** How to complete this task **
Exact wording is required: transcribe all the entries and leave the images out.

** Recorded information **
○ ○ ○ ○

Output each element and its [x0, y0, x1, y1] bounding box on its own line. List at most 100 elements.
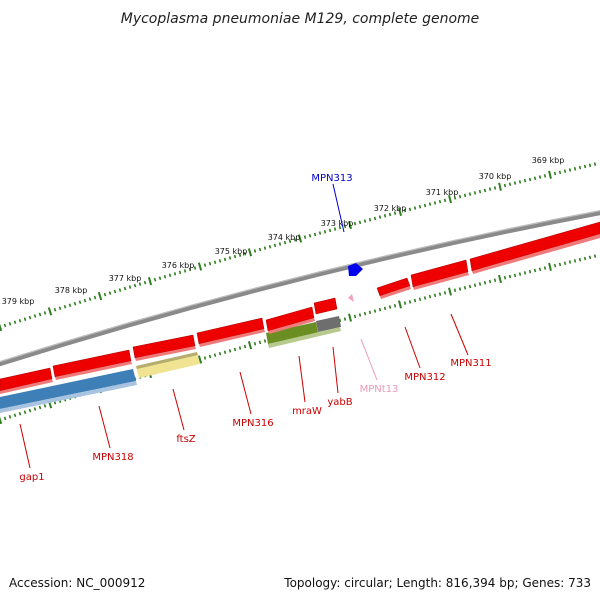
outer-minor-tick: [438, 199, 442, 204]
callout-line-gap1: [19, 423, 31, 469]
outer-minor-tick: [428, 202, 432, 206]
gene-arrow-mpnt13[interactable]: [348, 294, 354, 302]
outer-minor-tick: [463, 193, 467, 198]
outer-minor-tick: [188, 267, 192, 272]
outer-minor-tick: [3, 323, 7, 328]
gene-label-mraw[interactable]: mraW: [292, 406, 322, 417]
outer-minor-tick: [233, 254, 237, 259]
inner-minor-tick: [208, 354, 212, 359]
inner-minor-tick: [523, 271, 527, 275]
gene-arrow-mpn318-shadow: [0, 381, 137, 413]
scale-tick-labels: 369 kbp 370 kbp 371 kbp 372 kbp 373 kbp …: [2, 156, 565, 306]
gene-label-ftsz[interactable]: ftsZ: [176, 434, 195, 445]
outer-minor-tick: [343, 224, 347, 229]
outer-minor-tick: [568, 168, 572, 172]
outer-minor-tick: [38, 312, 42, 317]
outer-minor-tick: [563, 169, 567, 173]
inner-minor-tick: [413, 298, 417, 303]
outer-minor-tick: [393, 211, 397, 215]
gene-label-yabb[interactable]: yabB: [327, 397, 352, 408]
gene-label-mpn318[interactable]: MPN318: [92, 452, 133, 463]
outer-minor-tick: [178, 270, 182, 275]
inner-minor-tick: [423, 296, 427, 300]
tick-label-370: 370 kbp: [479, 172, 512, 181]
outer-minor-tick: [583, 164, 587, 169]
inner-minor-tick: [573, 259, 577, 263]
inner-minor-tick: [258, 340, 262, 345]
outer-major-tick: [297, 234, 303, 243]
gene-label-mpn312[interactable]: MPN312: [404, 372, 445, 383]
reverse-strand-genes: [0, 294, 354, 413]
outer-minor-tick: [53, 308, 57, 312]
outer-minor-tick: [593, 162, 597, 166]
outer-minor-tick: [263, 246, 267, 250]
gene-arrow-small-red[interactable]: [313, 297, 338, 315]
outer-minor-tick: [118, 288, 122, 292]
outer-major-tick: [147, 277, 153, 286]
map-title: Mycoplasma pneumoniae M129, complete gen…: [121, 11, 480, 27]
outer-minor-tick: [33, 314, 37, 318]
outer-minor-tick: [433, 201, 437, 205]
outer-minor-tick: [103, 292, 107, 297]
inner-minor-tick: [568, 260, 572, 264]
outer-minor-tick: [28, 315, 32, 320]
tick-label-372: 372 kbp: [374, 204, 407, 213]
outer-minor-tick: [533, 176, 537, 180]
gene-arrow-mpn312-shadow: [413, 272, 469, 290]
gene-arrow-yabb[interactable]: [316, 316, 341, 332]
outer-minor-tick: [353, 221, 357, 226]
inner-minor-tick: [223, 350, 227, 354]
inner-major-tick: [548, 262, 552, 271]
outer-major-tick: [247, 248, 253, 257]
inner-minor-tick: [203, 356, 207, 360]
outer-minor-tick: [483, 188, 487, 193]
outer-minor-tick: [378, 215, 382, 219]
outer-minor-tick: [308, 234, 312, 238]
outer-minor-tick: [138, 282, 142, 286]
outer-minor-tick: [13, 320, 17, 325]
inner-minor-tick: [18, 411, 22, 416]
gene-label-mpn313[interactable]: MPN313: [311, 173, 352, 184]
outer-minor-tick: [543, 174, 547, 178]
callout-line-yabb: [332, 346, 339, 394]
gene-arrow-ftsz[interactable]: [136, 353, 200, 378]
gene-arrow-mpn316[interactable]: [196, 317, 265, 345]
inner-minor-tick: [503, 276, 507, 280]
inner-minor-tick: [428, 294, 432, 299]
outer-minor-tick: [218, 259, 222, 263]
inner-minor-tick: [453, 288, 457, 292]
outer-minor-tick: [488, 187, 492, 191]
inner-major-tick: [448, 287, 452, 296]
outer-major-tick: [47, 307, 53, 316]
outer-minor-tick: [228, 256, 232, 260]
outer-minor-tick: [278, 242, 282, 246]
outer-minor-tick: [158, 276, 162, 280]
inner-minor-tick: [508, 274, 512, 279]
topology-summary: Topology: circular; Length: 816,394 bp; …: [284, 576, 591, 590]
outer-minor-tick: [238, 253, 242, 257]
outer-minor-tick: [78, 300, 82, 304]
gene-arrow-mrab[interactable]: [266, 322, 318, 344]
inner-minor-tick: [558, 262, 562, 267]
gene-label-gap1[interactable]: gap1: [19, 472, 44, 483]
inner-minor-tick: [538, 267, 542, 271]
outer-minor-tick: [43, 311, 47, 315]
inner-minor-tick: [473, 283, 477, 287]
inner-minor-tick: [403, 301, 407, 305]
gene-arrow-mpn313-marker[interactable]: [348, 263, 363, 276]
outer-minor-tick: [253, 249, 257, 253]
outer-minor-tick: [208, 261, 212, 266]
gene-label-mpn311[interactable]: MPN311: [450, 358, 491, 369]
gene-label-mpn316[interactable]: MPN316: [232, 418, 273, 429]
outer-minor-tick: [373, 216, 377, 221]
gene-arrow-mpn311[interactable]: [469, 221, 600, 272]
gene-label-mpnt13[interactable]: MPNt13: [360, 384, 399, 395]
gene-arrow-mpn318[interactable]: [0, 369, 136, 409]
outer-minor-tick: [383, 214, 387, 218]
inner-minor-tick: [13, 413, 17, 418]
gene-arrow-red-4-shadow: [55, 361, 132, 380]
outer-minor-tick: [163, 275, 167, 279]
inner-minor-tick: [543, 266, 547, 270]
inner-minor-tick: [253, 342, 257, 346]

○ ○ ○ ○

** Output **
Output each element and its [x0, y0, x1, y1] bounding box on its own line. List at most 100 elements.
outer-minor-tick: [438, 199, 442, 204]
callout-line-gap1: [19, 423, 31, 469]
outer-minor-tick: [428, 202, 432, 206]
gene-arrow-mpnt13[interactable]: [348, 294, 354, 302]
outer-minor-tick: [463, 193, 467, 198]
outer-minor-tick: [188, 267, 192, 272]
outer-minor-tick: [3, 323, 7, 328]
gene-label-mraw[interactable]: mraW: [292, 406, 322, 417]
outer-minor-tick: [233, 254, 237, 259]
inner-minor-tick: [208, 354, 212, 359]
inner-minor-tick: [523, 271, 527, 275]
gene-arrow-mpn318-shadow: [0, 381, 137, 413]
scale-tick-labels: 369 kbp 370 kbp 371 kbp 372 kbp 373 kbp …: [2, 156, 565, 306]
gene-label-ftsz[interactable]: ftsZ: [176, 434, 195, 445]
outer-minor-tick: [343, 224, 347, 229]
outer-minor-tick: [568, 168, 572, 172]
outer-minor-tick: [38, 312, 42, 317]
outer-minor-tick: [563, 169, 567, 173]
inner-minor-tick: [413, 298, 417, 303]
outer-minor-tick: [393, 211, 397, 215]
gene-label-yabb[interactable]: yabB: [327, 397, 352, 408]
gene-label-mpn318[interactable]: MPN318: [92, 452, 133, 463]
outer-minor-tick: [178, 270, 182, 275]
inner-minor-tick: [423, 296, 427, 300]
tick-label-370: 370 kbp: [479, 172, 512, 181]
outer-minor-tick: [583, 164, 587, 169]
inner-minor-tick: [573, 259, 577, 263]
inner-minor-tick: [258, 340, 262, 345]
outer-major-tick: [297, 234, 303, 243]
gene-label-mpn312[interactable]: MPN312: [404, 372, 445, 383]
reverse-strand-genes: [0, 294, 354, 413]
outer-minor-tick: [53, 308, 57, 312]
outer-minor-tick: [593, 162, 597, 166]
outer-minor-tick: [263, 246, 267, 250]
gene-arrow-small-red[interactable]: [313, 297, 338, 315]
outer-minor-tick: [118, 288, 122, 292]
outer-major-tick: [147, 277, 153, 286]
map-title: Mycoplasma pneumoniae M129, complete gen…: [121, 11, 480, 27]
outer-minor-tick: [33, 314, 37, 318]
outer-minor-tick: [433, 201, 437, 205]
outer-minor-tick: [103, 292, 107, 297]
inner-minor-tick: [568, 260, 572, 264]
outer-minor-tick: [28, 315, 32, 320]
tick-label-372: 372 kbp: [374, 204, 407, 213]
outer-minor-tick: [533, 176, 537, 180]
gene-arrow-mpn312-shadow: [413, 272, 469, 290]
gene-arrow-yabb[interactable]: [316, 316, 341, 332]
outer-minor-tick: [353, 221, 357, 226]
inner-minor-tick: [223, 350, 227, 354]
inner-major-tick: [548, 262, 552, 271]
outer-major-tick: [247, 248, 253, 257]
inner-minor-tick: [203, 356, 207, 360]
outer-minor-tick: [483, 188, 487, 193]
outer-minor-tick: [378, 215, 382, 219]
outer-minor-tick: [308, 234, 312, 238]
outer-minor-tick: [138, 282, 142, 286]
outer-minor-tick: [13, 320, 17, 325]
inner-minor-tick: [18, 411, 22, 416]
gene-label-mpn313[interactable]: MPN313: [311, 173, 352, 184]
outer-minor-tick: [543, 174, 547, 178]
callout-line-yabb: [332, 346, 339, 394]
gene-arrow-ftsz[interactable]: [136, 353, 200, 378]
gene-arrow-mpn316[interactable]: [196, 317, 265, 345]
inner-minor-tick: [503, 276, 507, 280]
inner-minor-tick: [428, 294, 432, 299]
outer-minor-tick: [218, 259, 222, 263]
inner-minor-tick: [453, 288, 457, 292]
outer-minor-tick: [488, 187, 492, 191]
inner-major-tick: [448, 287, 452, 296]
outer-major-tick: [47, 307, 53, 316]
outer-minor-tick: [228, 256, 232, 260]
outer-minor-tick: [278, 242, 282, 246]
outer-minor-tick: [158, 276, 162, 280]
inner-minor-tick: [508, 274, 512, 279]
topology-summary: Topology: circular; Length: 816,394 bp; …: [284, 576, 591, 590]
outer-minor-tick: [238, 253, 242, 257]
outer-minor-tick: [78, 300, 82, 304]
gene-arrow-mrab[interactable]: [266, 322, 318, 344]
inner-minor-tick: [558, 262, 562, 267]
gene-label-gap1[interactable]: gap1: [19, 472, 44, 483]
inner-minor-tick: [538, 267, 542, 271]
outer-minor-tick: [43, 311, 47, 315]
inner-minor-tick: [473, 283, 477, 287]
inner-minor-tick: [403, 301, 407, 305]
gene-arrow-mpn313-marker[interactable]: [348, 263, 363, 276]
outer-minor-tick: [253, 249, 257, 253]
outer-minor-tick: [208, 261, 212, 266]
gene-label-mpn311[interactable]: MPN311: [450, 358, 491, 369]
gene-label-mpn316[interactable]: MPN316: [232, 418, 273, 429]
outer-minor-tick: [373, 216, 377, 221]
gene-arrow-mpn311[interactable]: [469, 221, 600, 272]
gene-label-mpnt13[interactable]: MPNt13: [360, 384, 399, 395]
gene-arrow-mpn318[interactable]: [0, 369, 136, 409]
outer-minor-tick: [383, 214, 387, 218]
inner-minor-tick: [13, 413, 17, 418]
gene-arrow-red-4-shadow: [55, 361, 132, 380]
outer-minor-tick: [163, 275, 167, 279]
inner-minor-tick: [543, 266, 547, 270]
inner-minor-tick: [253, 342, 257, 346]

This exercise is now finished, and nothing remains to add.